■ Requisitos da tarefa: Prossiga o texto sobre a fábula do ratinho e da ratoeira a partir do ponto em que ele termina.

■ Trecho:
• • • • • • •
Os bichos somos nós


Quando fala para estudantes particularmente revoltados contra a péssima qualidade do Congresso Nacional, o jurista René Dotti, de Curitiba, faz sucesso com uma fábula sobre bichos. Conta o professor René que um dia um ratinho foi surpreendido pela instalação de uma ratoeira em plena sala da casa em que morava. Desesperado e com medo de enfrentar, sozinho, o poder da arma inimiga, procurou seus pares mais próximos e pediu um help. Propôs, primeiro para a galinha que cacarejasse, denunciando o abuso. A galinha, altaneira, respondeu que não tinha nada com isso e calou-se. Procurado, o porco preferiu continuar chafurdando, tranquilo, no chiqueiro. E a vaca, negou-se terminantemente a envolver-se por medo de secar-lhe o leite.
Mas, eis que uma cobra venenosa, distraída e faminta caiu na ratoeira e, antes de morrer, mordeu a dona-da-casa. A família apavorou-se, chamou o médico que, além do soro antiofídico, recomendou descanso absoluto e caldo-de-galinha. Não houve concessão e a galinha foi a primeira vítima. Calada viveu e calada morreu. A chegada de muitos parentes, vizinhos e políticos levou a família a tirar o porco da lama aconchegante e passar-lhe a faca. Ele chiou um pouco, mas rendeu-se às evidências. Como desgraça pouca é bobagem, a dona-da-casa veio a falecer. E, para alimentar a multidão que compareceu ao velório, ninguém menos que a vaca leiteira teve que ir pro beleleu, com leite e tudo.
• • • • • • •
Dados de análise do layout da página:
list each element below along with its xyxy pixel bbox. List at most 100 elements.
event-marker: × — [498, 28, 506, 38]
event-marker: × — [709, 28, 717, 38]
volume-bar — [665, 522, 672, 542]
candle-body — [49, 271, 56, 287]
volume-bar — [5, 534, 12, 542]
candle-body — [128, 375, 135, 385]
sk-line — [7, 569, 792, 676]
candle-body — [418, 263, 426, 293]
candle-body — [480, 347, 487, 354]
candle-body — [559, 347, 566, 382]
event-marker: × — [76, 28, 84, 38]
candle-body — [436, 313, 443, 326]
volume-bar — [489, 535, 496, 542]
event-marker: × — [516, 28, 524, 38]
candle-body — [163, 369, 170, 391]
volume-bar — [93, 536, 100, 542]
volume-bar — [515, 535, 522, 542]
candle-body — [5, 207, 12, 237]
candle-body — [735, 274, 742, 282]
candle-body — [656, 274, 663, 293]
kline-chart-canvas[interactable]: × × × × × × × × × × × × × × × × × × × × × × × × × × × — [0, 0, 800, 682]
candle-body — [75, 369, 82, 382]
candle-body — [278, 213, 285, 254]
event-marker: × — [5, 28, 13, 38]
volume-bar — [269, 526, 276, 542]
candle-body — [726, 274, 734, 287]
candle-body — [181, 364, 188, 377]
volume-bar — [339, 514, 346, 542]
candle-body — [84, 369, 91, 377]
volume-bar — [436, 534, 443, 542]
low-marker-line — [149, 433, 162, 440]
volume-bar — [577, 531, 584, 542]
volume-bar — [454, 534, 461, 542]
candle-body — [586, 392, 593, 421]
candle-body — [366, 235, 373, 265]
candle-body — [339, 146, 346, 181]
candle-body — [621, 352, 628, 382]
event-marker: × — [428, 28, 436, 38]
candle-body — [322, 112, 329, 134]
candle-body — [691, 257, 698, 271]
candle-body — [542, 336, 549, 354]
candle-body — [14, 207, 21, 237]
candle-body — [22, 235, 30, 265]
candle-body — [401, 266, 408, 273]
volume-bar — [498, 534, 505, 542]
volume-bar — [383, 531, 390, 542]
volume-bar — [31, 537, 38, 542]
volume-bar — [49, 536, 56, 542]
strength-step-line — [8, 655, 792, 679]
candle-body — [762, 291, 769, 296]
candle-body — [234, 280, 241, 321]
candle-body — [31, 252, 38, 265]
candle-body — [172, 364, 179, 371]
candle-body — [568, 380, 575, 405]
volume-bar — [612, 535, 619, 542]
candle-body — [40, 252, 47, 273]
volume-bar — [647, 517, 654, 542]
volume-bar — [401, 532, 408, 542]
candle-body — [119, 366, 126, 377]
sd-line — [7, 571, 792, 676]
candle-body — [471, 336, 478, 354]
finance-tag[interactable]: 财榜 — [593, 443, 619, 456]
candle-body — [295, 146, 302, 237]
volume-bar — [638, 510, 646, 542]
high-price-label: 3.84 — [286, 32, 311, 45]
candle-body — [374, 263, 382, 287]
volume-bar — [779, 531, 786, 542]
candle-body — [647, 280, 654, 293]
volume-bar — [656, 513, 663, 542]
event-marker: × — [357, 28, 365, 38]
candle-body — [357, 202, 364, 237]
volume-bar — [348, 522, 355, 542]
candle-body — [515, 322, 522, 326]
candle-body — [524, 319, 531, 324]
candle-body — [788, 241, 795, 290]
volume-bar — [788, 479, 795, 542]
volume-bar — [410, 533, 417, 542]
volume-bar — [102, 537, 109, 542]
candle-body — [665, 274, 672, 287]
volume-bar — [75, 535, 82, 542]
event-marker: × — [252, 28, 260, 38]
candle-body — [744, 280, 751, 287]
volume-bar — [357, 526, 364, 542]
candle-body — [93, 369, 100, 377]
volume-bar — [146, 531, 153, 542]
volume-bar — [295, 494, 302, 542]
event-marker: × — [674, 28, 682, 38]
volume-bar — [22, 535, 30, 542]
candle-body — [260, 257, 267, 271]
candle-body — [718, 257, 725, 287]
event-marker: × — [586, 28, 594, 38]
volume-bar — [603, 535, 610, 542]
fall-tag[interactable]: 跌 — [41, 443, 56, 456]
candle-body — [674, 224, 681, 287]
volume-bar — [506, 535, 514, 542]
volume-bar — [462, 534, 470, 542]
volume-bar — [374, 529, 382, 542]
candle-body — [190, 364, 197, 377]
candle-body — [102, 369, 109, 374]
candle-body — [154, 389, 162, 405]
• • • • • • •
■ Resposta do exercício:
O professor René, único paranaense que faz parte do grupo dos maiores ''bam, bam bans'' do Direito brasileiro, conta a fábula para mostrar aos estudantes que, se as leis são ruins no País, a responsabilidade cabe a cada brasileiro. Somos todos nós, afinal, que elegemos os 500 e poucos nomes do Congresso Nacional. O jornalista Francklin Martins, comentarista político da Rede Globo, também conta história na mesma linha: em viagem a Porto Seguro, na Bahia, em companhia do filho, Francklin foi reconhecido e surpreendido por um paulistano que lhe perguntou, sem mais nem menos, ''como era a vida entre aqueles ladrões de Brasília''. E ele respondeu, na bucha: ''e quem mandou os ladrões para Brasília foi você, com seu voto''.
Para traduzir situações como estas, a vó Maria era mais direta e reta e dizia que ''passarinho que come pedra, sabe o que lhe advém''. O ex-governador José Richa, mais intelectualizado, tinha sempre por perto o conhecidíssimo texto de Brecht sobre o cidadão que não gostava de política.
René Dotti conta que sua fábula dos bichos indiferentes diante da tragédia do ratinho leva os estudantes de Direito a reações sempre positivas. Uma turma chegou a montar um desenho relacionando os bichos com a crise política brasileira. Ele acredita que, ao levar cada aluno a pensar sobre sua própria responsabilidade na hora de votar, estará contribuindo para que o Paraná ajude a melhorar a qualidade do Congresso Nacional e, consequentemente, a melhorar o Brasil.
René Dotti planta hoje pra colher amanhã, para que eleitores não venham a ser devorados pela própria ignorância na hora de mandar uns quatro gatos pingados para Brasília. E atenção: é bom lembrar que o único bicho que saiu, são e salvo da história foi o ratinho, mesmo diante da indiferença da maioria. E não por esperteza ou acuidade política, mas porque não tinha valor nenhum diante das dificuldades da família. Ou seja, sem visão de conjunto, nem os ratinhos se salvam.